— START —

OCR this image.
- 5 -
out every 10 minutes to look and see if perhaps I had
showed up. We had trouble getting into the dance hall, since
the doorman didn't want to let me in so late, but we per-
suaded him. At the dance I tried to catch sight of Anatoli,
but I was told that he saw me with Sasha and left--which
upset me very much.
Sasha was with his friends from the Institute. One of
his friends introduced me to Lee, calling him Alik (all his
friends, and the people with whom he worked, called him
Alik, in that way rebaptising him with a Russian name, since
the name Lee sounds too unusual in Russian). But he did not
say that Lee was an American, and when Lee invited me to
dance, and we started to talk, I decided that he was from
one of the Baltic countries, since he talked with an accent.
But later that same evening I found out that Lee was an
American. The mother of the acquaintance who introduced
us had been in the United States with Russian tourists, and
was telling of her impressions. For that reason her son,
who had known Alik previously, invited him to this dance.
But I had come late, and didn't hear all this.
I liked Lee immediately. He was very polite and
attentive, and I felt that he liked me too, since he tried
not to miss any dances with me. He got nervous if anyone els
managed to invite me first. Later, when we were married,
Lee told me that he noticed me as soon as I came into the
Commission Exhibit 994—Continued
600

— END —
— START —

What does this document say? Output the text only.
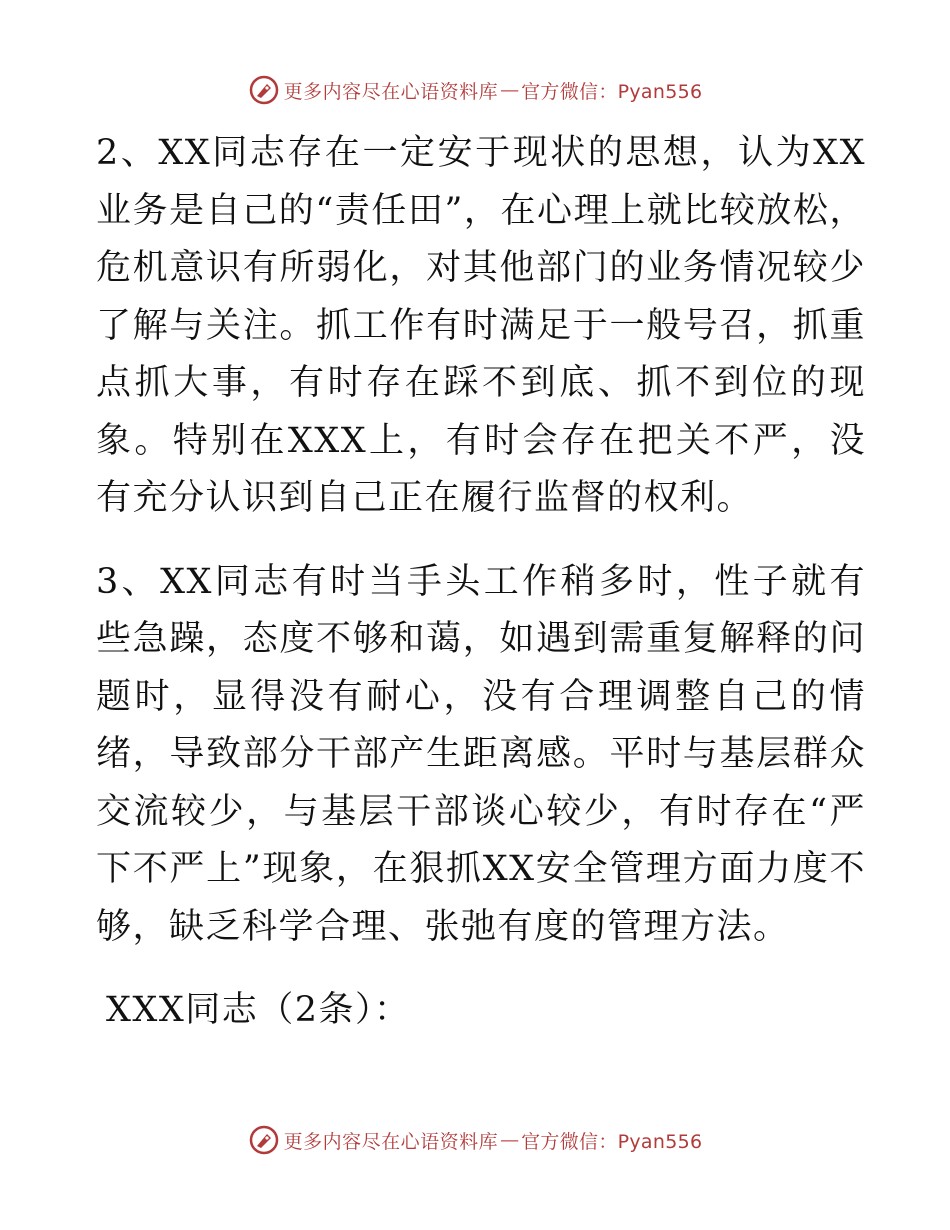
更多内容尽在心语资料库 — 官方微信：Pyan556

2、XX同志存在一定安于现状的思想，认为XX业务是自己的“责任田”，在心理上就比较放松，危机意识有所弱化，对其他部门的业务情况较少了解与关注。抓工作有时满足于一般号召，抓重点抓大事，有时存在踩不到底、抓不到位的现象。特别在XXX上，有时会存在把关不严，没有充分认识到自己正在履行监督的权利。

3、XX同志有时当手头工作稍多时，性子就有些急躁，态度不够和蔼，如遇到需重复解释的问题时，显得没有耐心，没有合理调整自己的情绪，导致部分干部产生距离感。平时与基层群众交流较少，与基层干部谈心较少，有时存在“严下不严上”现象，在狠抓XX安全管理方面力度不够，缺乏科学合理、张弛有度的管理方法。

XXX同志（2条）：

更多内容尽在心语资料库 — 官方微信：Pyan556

— END —

__EXERCISE DESCRIPTION__: Check every line for "Alik" and show the ones that have it.

__WRITTEN RESPONSE__:
his friends introduced me to Lee, calling him Alik (all his
Alik, in that way rebaptising him with a Russian name, since
who had known Alik previously, invited him to this dance.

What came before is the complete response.